### Instruction
Copy out all lines carrying the word "Coordinates".

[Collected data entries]
================================

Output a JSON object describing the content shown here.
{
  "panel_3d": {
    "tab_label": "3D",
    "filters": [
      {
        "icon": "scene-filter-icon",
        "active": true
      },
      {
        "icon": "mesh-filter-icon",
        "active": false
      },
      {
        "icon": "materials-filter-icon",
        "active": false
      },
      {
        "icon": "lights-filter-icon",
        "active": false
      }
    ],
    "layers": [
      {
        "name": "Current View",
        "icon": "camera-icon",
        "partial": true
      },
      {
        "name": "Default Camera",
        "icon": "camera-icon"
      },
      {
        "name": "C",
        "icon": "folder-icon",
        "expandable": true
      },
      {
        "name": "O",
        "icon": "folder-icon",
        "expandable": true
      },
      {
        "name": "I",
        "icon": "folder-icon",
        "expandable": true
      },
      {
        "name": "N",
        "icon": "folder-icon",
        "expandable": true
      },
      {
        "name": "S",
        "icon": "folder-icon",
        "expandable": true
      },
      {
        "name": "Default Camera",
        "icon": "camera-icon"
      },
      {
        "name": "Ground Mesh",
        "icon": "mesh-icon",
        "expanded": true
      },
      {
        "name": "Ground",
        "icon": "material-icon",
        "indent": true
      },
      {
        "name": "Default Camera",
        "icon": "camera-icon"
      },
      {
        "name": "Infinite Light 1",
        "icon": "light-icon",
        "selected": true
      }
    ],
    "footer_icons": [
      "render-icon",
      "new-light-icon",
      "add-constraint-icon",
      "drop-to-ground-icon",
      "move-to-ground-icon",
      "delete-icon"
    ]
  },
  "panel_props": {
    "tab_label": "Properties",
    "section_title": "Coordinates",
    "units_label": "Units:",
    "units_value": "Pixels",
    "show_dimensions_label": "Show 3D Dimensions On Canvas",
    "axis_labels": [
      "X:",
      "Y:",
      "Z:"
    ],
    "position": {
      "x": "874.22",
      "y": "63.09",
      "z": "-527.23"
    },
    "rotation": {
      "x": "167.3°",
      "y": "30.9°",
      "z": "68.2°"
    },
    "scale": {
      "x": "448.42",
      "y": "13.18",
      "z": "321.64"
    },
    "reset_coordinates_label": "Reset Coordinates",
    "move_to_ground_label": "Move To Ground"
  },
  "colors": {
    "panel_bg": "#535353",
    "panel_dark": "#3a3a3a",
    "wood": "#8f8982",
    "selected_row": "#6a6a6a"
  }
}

================================

### Answer for the task
    "section_title": "Coordinates",
    "reset_coordinates_label": "Reset Coordinates",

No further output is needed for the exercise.